### Document segment
= Beginning of Section =
In this article, we will discuss about the applicability of GST on Rental Income from renting the commercial property as well as residential property, and we will also see various examples on inter-state and intra-state transactions.
Applicability of GST on Rent
The basic definition of outward supply includes rental income in the ambit of supply. Renting of immovable property is specifically considered as a supply of services in the GST regime. As per the GST Act, the following types of rents are covered under GST:
- any lease, tenancy, easement, license to occupy Land
- any lease or letting out of the building including commercial or residential property for business or commerce (wholly or partly).
This type of renting is considered as a supply of services, and hence, GST would be attracted. Vide notification 12/2017 rent received from renting of residential dwelling unit for residential purpose is exempt from GST.
In other words, if you rent commercial property for commercial use, then GST is applicable. If you rent out your residential property for residential purpose, it is exempt from GST but, if you rent out your residential property for Business use, then GST will be attracted. Purpose of use of the property is the deciding factor.
Further, Rent received by the registered charitable trust or a religious trust exempt from GST where:
- Rent on rooms is Rs 1,000 or less per day.
- Rent on shops, business units, community halls of such charitable trust are Rs 10,000 or less per day.
= End of Section =
### Requirement 1
Which kinds of premises does the GST on rent text list for the trust exemption? Give every one.
### Requirement 2
Extend the text on GST on rental income with the next part, beginning after its last line.

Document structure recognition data
= Beginning of Section =
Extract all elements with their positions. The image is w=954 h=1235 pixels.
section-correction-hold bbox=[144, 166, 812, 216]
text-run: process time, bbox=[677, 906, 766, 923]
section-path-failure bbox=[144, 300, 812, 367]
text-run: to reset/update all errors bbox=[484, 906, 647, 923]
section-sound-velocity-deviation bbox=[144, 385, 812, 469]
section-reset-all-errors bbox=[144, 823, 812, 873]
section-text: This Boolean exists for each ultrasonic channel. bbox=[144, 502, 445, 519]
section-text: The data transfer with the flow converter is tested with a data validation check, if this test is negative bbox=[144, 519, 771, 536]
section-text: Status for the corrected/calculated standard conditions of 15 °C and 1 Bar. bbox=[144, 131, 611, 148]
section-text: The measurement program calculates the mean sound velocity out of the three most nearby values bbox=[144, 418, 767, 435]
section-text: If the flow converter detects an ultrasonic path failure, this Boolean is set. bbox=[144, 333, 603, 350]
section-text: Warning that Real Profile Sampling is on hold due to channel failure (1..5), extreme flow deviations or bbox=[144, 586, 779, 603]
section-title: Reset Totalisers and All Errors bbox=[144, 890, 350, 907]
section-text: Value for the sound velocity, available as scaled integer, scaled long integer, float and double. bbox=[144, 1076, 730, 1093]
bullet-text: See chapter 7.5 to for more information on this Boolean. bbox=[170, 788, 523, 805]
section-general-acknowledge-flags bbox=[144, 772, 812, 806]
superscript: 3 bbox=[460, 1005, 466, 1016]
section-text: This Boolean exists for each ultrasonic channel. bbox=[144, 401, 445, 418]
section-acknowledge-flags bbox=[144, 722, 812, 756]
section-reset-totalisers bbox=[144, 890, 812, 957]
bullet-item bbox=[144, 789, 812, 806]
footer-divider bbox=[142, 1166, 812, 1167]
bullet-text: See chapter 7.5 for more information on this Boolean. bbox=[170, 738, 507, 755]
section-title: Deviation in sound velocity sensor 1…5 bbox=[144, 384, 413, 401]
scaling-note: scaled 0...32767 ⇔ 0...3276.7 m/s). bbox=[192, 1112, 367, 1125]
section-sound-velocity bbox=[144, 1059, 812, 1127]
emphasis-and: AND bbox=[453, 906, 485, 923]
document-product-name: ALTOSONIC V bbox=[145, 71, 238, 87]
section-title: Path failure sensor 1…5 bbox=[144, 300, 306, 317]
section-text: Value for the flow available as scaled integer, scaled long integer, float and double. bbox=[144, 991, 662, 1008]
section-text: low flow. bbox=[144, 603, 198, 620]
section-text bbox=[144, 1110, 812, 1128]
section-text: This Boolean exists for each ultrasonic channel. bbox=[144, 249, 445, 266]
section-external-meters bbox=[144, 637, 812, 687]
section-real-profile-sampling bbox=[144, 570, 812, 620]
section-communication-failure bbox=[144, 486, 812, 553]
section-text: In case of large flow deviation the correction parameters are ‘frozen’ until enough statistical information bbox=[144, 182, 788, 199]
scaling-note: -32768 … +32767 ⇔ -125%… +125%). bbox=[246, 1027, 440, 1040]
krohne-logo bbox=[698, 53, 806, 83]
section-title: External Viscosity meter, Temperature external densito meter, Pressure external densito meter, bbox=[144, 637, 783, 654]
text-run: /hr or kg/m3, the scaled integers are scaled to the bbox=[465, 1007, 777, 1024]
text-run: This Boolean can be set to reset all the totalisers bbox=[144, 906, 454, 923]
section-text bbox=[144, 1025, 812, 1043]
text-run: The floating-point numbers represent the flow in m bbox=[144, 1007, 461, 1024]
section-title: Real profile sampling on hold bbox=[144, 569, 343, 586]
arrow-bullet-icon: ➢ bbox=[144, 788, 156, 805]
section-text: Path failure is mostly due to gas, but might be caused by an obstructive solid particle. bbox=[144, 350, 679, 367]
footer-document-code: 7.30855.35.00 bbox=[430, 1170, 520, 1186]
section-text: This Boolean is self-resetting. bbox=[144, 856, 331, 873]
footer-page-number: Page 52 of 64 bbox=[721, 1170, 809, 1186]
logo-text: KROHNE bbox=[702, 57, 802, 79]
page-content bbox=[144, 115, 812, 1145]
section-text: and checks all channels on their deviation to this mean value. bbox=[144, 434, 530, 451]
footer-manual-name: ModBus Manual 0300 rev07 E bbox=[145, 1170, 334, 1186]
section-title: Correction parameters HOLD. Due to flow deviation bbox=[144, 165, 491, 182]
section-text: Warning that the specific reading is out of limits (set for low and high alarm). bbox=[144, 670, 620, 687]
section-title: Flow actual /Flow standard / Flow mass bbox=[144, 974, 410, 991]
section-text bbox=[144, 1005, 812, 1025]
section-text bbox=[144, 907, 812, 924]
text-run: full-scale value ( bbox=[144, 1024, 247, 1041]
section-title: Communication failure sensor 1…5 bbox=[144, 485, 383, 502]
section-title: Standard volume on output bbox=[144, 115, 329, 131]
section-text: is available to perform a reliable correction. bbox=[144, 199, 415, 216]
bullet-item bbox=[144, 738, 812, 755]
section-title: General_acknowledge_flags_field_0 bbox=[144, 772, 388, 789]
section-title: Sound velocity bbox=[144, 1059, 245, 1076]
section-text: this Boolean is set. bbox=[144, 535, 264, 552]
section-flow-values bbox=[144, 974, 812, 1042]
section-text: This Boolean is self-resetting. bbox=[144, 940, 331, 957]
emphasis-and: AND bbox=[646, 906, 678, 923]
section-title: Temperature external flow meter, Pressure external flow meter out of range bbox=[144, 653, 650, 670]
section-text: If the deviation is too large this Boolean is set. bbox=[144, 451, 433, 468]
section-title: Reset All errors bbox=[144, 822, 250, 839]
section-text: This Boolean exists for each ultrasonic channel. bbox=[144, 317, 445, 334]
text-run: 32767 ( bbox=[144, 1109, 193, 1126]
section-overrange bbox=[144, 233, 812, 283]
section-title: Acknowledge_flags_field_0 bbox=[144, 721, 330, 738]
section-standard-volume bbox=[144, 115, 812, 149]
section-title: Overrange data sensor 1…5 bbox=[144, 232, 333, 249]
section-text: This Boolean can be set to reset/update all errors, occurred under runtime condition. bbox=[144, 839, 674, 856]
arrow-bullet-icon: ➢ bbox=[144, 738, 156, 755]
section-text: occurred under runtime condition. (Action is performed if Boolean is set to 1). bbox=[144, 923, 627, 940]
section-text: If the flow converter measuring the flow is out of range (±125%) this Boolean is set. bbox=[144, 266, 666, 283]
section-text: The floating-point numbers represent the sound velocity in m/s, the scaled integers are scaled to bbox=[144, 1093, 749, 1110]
= End of Section =
### Reply 1
rooms, shops, business units, community halls

### Reply 2
- Rent on community halls or open area charged Rs. Ten thousand or less per day.
Registration and Payment Requirement
If the total value of services provided by the landlord during the financial year is less than Rs. 20 Lakhs (threshold limit) then he is not required to get the registration and is also exempt from collecting GST on rent. For calculation of threshold limit of Rs. 20 Lakhs rental income from all property and all other taxable supply should be considered. Let us understand this with various examples.
Example-1: Mr Arjun has three commercial properties which are given on rent throughout
the year. Rental Income of Mr Arjun Per year is as below.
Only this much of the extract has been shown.